++++ DATA SECTION

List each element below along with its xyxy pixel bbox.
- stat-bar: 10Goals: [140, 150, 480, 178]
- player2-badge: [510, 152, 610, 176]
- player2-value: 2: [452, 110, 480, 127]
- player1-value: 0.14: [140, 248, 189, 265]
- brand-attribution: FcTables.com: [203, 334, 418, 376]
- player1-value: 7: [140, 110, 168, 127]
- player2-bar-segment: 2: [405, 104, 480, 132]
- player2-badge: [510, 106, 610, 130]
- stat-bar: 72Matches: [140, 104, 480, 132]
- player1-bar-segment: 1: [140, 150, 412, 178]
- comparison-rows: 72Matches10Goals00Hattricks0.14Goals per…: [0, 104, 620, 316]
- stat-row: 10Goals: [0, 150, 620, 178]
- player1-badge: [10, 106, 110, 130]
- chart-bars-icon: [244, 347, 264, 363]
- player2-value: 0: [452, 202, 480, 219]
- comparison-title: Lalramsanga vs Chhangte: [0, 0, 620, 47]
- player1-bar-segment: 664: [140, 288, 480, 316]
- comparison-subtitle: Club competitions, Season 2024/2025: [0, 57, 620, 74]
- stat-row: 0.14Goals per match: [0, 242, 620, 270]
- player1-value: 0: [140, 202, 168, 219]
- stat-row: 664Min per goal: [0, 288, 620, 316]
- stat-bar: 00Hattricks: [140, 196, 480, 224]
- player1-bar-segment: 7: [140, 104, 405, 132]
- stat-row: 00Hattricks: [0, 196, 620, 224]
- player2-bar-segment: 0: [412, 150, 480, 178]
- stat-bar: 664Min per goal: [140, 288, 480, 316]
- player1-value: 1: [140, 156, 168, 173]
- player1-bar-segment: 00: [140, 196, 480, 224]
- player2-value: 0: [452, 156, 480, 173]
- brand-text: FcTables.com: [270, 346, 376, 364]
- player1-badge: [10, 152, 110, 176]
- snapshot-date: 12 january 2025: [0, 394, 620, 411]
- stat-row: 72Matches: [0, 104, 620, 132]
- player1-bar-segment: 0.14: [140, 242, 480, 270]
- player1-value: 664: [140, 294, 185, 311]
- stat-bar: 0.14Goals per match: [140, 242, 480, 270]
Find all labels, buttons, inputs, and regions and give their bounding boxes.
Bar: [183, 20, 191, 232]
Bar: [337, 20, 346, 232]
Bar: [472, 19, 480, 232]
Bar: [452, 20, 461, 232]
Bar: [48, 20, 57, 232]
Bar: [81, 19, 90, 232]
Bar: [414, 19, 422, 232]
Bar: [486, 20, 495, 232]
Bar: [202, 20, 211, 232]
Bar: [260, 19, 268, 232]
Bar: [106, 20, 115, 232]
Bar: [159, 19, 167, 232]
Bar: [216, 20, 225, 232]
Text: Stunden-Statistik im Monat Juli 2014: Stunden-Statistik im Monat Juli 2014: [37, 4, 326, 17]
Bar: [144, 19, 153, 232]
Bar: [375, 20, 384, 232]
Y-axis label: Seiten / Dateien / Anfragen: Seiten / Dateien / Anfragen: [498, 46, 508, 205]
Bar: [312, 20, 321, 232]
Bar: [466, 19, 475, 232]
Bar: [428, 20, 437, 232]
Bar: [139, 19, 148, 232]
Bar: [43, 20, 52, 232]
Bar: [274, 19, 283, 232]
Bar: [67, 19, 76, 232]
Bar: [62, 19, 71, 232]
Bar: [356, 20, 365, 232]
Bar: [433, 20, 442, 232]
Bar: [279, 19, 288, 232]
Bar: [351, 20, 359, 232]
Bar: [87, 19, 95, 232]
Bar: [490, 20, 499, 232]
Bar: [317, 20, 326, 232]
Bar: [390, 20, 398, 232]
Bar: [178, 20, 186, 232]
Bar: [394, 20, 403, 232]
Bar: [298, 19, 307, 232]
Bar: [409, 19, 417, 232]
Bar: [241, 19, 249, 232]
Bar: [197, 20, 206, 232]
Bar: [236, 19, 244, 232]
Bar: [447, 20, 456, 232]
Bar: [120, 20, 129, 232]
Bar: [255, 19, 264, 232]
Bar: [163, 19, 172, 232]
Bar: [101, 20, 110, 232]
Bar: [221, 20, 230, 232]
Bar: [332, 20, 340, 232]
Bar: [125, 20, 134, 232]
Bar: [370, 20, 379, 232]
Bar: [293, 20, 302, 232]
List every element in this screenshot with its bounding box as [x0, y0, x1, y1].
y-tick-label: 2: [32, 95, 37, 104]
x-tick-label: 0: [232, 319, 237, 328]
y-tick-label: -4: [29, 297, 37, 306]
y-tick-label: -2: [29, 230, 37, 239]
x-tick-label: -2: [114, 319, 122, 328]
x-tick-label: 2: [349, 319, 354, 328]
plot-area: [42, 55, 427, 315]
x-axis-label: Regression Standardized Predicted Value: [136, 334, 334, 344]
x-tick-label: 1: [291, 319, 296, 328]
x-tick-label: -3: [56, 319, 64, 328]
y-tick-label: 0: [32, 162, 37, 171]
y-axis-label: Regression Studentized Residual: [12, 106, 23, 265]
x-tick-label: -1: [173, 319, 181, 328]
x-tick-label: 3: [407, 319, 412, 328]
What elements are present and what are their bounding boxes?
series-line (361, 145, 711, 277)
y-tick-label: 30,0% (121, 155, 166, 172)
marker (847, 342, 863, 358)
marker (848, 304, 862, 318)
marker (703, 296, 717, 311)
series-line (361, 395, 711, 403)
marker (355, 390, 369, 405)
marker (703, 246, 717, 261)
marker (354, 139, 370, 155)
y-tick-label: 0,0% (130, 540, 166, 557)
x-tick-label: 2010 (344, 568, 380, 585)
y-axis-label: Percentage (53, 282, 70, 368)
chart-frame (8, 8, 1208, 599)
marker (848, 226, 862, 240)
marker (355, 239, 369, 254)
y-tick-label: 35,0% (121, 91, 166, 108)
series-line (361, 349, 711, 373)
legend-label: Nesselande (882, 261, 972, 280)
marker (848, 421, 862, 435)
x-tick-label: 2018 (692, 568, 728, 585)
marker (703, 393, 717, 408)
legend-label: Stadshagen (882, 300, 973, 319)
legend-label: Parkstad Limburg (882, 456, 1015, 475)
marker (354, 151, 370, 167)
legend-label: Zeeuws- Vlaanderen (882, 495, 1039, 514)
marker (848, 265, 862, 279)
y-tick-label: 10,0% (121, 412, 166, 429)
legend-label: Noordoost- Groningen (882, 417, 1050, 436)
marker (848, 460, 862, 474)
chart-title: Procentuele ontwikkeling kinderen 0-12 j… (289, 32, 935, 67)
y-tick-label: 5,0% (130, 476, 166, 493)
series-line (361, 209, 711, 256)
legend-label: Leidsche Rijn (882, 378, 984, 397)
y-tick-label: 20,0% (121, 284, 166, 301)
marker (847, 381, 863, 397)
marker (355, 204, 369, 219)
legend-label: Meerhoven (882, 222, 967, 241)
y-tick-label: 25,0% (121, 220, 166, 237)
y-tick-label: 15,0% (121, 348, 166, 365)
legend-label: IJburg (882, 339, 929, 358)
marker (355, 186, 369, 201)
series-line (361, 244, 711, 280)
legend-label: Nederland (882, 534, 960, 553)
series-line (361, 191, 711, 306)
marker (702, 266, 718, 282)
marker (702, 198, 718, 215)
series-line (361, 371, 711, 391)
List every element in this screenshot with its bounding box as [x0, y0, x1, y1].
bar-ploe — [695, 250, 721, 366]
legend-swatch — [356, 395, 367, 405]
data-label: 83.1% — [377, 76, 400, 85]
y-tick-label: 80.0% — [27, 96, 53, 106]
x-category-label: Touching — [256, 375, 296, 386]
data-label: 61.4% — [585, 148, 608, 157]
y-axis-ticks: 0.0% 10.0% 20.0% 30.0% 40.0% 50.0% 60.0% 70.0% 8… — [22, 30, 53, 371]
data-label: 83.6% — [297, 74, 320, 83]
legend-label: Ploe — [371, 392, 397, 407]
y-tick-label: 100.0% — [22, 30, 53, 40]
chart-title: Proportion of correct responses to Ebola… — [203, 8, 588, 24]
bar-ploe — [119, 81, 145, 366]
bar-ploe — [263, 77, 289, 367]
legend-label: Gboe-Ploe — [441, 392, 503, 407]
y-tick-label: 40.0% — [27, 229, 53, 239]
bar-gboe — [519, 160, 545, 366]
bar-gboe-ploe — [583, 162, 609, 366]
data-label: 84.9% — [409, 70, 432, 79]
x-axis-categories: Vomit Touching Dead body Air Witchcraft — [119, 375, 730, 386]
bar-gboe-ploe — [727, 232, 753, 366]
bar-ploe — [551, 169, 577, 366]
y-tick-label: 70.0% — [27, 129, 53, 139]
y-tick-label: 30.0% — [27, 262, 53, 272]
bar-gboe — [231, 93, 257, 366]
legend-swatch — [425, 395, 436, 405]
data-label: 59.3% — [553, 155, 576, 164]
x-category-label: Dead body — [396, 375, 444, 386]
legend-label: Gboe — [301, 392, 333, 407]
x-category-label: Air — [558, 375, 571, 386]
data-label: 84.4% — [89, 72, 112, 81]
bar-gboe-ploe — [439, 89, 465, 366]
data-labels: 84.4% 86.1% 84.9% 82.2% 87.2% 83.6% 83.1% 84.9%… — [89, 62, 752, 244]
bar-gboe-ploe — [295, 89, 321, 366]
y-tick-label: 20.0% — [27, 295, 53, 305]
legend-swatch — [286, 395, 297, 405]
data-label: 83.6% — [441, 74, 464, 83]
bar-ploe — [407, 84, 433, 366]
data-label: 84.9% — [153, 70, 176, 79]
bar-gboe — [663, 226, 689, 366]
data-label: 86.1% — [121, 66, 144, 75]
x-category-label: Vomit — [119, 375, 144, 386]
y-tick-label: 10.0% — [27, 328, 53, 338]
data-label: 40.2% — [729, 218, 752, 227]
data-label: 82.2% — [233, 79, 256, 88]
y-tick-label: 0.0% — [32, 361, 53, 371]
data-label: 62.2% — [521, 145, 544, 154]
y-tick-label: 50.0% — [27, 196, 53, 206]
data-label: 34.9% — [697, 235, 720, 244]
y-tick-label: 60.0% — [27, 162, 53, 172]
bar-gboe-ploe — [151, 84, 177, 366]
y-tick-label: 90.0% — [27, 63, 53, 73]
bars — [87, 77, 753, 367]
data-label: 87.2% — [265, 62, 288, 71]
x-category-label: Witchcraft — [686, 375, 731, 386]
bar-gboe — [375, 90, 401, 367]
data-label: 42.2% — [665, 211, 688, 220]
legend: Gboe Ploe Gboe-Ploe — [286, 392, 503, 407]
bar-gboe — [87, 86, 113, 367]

++++++++

Rewrite the records as a numbered list, leaving out any blank lines. Start at the first line of the records and stop after the line that contains "- stat-row: 664Min".

1. List each element below along with its xyxy pixel bbox.
2. - stat-bar: 10Goals: [140, 150, 480, 178]
3. - player2-badge: [510, 152, 610, 176]
4. - player2-value: 2: [452, 110, 480, 127]
5. - player1-value: 0.14: [140, 248, 189, 265]
6. - brand-attribution: FcTables.com: [203, 334, 418, 376]
7. - player1-value: 7: [140, 110, 168, 127]
8. - player2-bar-segment: 2: [405, 104, 480, 132]
9. - player2-badge: [510, 106, 610, 130]
10. - stat-bar: 72Matches: [140, 104, 480, 132]
11. - player1-bar-segment: 1: [140, 150, 412, 178]
12. - comparison-rows: 72Matches10Goals00Hattricks0.14Goals per…: [0, 104, 620, 316]
13. - stat-row: 10Goals: [0, 150, 620, 178]
14. - player1-badge: [10, 106, 110, 130]
15. - chart-bars-icon: [244, 347, 264, 363]
16. - player2-value: 0: [452, 202, 480, 219]
17. - comparison-title: Lalramsanga vs Chhangte: [0, 0, 620, 47]
18. - player1-bar-segment: 664: [140, 288, 480, 316]
19. - comparison-subtitle: Club competitions, Season 2024/2025: [0, 57, 620, 74]
20. - stat-row: 0.14Goals per match: [0, 242, 620, 270]
21. - player1-value: 0: [140, 202, 168, 219]
22. - stat-row: 664Min per goal: [0, 288, 620, 316]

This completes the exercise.